▸ **Texto extraído**
++++


–¿Cómo detectaron su presencia en la región?

–A partir de las coincidencias entre los fragmentos de genoma de latinoamericanos cosmopolitas mestizos de cinco grandes ciudades y las comunidades de judíos sefardíes de Turquía. Cuando los reyes católicos emitieron el decreto, la mayoría se escapó a Estambul, pero otros –asumiendo un mayor riesgo tal vez– vinieron a las tierras recién colonizadas. En el fondo, la raíz genética de la población que emigró hacia un lugar o hacia el otro es la misma y comparten ancestría común. El tratado de Tordesillas (1494) firmado entre España y Portugal se define como un ordenador demográfico muy claro. Ello se observa, por ejemplo, cuando tomamos muestras de ciudadanos brasileños de la actualidad e identificamos stocks genéticos que provienen de Portugal. Parece una obviedad pero no lo es: se trató de un tratado político y no necesariamente fue algo que la gente respetase a raja tabla al momento de planificar o rehacer su vida. La genética de ciertos grupos de nativos americanos, por otro lado, puede ser reconstruida a partir de señales precolombinas, más allá de las guerras, las persecuciones y las migraciones. Esto quiere decir, por ejemplo, que en Colombia hallamos rasgos genéticos que anteceden a la colonización de nuestros territorios.

–¿Este tipo de investigaciones podría tener implicancias biomédicas?

–Conocer la sintonía fina de las poblaciones y quebrar el paradigma de la mezcla esquemática de amerindios, europeos y africanos para definir nuestra trayectoria genética puede funcionar como una herramienta fundamental en el campo de la salud. Existen genes, de hecho, que predisponen a las poblaciones a adquirir patologías específicas. En investigaciones anteriores demostramos que un incremento del 1 por ciento de la ancestría mapuche en un ciudadano chileno se correlaciona con un aumento del 3.3 por ciento en la probabilidad de padecer cáncer de vesícula. Se trataba de una enfermedad muy importante en este país y nadie sabía muy bien cómo justificar su expansión.

++++

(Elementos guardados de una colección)
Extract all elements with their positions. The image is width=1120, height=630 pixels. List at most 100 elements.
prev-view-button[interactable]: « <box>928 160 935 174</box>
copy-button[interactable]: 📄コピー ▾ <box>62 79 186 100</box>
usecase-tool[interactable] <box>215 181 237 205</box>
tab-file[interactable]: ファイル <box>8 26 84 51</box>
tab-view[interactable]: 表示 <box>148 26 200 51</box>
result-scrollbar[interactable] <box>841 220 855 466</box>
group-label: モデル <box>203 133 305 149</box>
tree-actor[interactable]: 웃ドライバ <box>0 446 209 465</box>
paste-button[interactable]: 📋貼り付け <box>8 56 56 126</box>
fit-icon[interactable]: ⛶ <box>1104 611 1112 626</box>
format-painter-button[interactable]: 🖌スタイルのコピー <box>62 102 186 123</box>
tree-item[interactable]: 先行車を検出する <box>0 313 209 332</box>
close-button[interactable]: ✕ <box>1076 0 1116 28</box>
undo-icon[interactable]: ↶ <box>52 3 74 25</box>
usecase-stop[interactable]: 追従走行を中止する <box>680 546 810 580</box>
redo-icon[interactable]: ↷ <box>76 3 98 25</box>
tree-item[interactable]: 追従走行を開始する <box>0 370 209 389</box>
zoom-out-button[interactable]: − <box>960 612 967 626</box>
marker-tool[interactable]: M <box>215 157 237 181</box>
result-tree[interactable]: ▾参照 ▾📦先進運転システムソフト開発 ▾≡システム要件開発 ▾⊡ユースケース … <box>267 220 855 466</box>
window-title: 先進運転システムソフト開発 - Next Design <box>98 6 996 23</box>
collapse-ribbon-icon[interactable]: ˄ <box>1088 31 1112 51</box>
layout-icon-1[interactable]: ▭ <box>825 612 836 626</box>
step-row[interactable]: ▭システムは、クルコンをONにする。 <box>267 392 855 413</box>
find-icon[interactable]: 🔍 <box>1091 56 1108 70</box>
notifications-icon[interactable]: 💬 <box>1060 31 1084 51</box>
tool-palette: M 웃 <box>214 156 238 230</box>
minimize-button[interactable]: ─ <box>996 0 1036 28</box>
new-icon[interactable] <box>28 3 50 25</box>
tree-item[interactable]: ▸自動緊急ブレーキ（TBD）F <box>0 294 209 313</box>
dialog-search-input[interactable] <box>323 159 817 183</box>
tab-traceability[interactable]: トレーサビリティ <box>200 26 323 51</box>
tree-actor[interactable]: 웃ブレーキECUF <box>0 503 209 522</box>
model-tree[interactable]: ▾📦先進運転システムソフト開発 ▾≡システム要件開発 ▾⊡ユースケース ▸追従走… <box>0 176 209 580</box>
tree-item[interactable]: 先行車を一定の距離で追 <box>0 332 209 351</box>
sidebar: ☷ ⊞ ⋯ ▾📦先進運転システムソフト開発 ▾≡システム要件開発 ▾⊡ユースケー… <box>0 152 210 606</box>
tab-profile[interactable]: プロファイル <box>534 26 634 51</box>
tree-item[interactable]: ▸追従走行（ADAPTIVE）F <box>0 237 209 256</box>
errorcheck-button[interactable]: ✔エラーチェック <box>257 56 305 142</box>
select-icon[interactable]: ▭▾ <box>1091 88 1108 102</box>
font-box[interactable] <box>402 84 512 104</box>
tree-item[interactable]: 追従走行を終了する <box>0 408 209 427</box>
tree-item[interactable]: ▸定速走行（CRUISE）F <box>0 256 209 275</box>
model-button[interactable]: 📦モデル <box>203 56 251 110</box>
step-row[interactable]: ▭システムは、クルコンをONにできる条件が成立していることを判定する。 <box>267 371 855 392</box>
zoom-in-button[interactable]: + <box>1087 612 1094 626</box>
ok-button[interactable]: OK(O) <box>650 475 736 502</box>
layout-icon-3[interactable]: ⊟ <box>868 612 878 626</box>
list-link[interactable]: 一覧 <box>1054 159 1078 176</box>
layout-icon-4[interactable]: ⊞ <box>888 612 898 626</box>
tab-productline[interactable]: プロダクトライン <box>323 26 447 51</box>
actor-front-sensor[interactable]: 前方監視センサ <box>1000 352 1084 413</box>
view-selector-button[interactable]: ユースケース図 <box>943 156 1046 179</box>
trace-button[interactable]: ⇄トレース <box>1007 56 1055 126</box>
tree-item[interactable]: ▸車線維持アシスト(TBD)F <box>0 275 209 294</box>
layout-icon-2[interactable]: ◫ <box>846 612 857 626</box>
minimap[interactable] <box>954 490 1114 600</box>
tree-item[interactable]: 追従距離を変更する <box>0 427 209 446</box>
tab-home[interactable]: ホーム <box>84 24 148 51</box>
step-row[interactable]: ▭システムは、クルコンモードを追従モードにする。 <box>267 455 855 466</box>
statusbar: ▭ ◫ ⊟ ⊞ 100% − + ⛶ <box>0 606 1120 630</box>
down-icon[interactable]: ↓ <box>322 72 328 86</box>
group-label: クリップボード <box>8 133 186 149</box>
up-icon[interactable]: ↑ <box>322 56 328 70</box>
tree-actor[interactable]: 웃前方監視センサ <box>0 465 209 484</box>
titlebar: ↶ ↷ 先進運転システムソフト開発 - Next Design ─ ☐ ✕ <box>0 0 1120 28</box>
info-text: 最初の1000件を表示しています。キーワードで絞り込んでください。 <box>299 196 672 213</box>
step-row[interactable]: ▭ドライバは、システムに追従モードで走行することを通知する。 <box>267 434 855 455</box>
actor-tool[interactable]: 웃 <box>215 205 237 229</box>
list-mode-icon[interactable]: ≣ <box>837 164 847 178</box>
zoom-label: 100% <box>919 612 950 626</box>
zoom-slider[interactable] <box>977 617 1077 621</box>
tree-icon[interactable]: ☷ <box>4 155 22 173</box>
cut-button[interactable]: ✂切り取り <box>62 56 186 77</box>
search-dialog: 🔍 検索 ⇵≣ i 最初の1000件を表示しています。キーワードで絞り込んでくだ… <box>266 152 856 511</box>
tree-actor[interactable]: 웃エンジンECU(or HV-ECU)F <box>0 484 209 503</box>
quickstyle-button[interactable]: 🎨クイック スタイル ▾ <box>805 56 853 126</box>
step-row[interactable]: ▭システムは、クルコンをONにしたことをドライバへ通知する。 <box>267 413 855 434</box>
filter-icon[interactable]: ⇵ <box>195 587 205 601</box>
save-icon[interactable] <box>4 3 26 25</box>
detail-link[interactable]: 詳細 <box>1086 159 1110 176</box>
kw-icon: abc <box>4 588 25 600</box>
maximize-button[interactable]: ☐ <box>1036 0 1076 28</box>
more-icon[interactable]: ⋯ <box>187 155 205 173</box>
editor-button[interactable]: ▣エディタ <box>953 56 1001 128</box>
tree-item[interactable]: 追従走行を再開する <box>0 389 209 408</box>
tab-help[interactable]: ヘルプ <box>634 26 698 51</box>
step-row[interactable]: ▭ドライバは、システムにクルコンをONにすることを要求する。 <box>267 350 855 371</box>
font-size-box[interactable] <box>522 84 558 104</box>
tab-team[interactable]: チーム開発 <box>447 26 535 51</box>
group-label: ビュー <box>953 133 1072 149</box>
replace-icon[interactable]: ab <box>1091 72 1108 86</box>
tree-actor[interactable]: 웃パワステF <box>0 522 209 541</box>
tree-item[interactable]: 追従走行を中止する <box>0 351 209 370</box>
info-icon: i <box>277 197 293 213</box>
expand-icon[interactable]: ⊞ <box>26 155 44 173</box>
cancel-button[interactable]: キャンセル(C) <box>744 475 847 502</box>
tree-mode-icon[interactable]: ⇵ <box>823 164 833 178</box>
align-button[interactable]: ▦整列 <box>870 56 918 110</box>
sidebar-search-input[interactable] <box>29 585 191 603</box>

++++

▸ **Enunciado**
En el texto sobre genética de poblaciones latinoamericanas, ¿con qué comunidades coincidían los fragmentos de genoma de latinoamericanos mestizos de cinco grandes ciudades?

▸ **Respuesta**
Con las comunidades de judíos sefardíes de Turquía.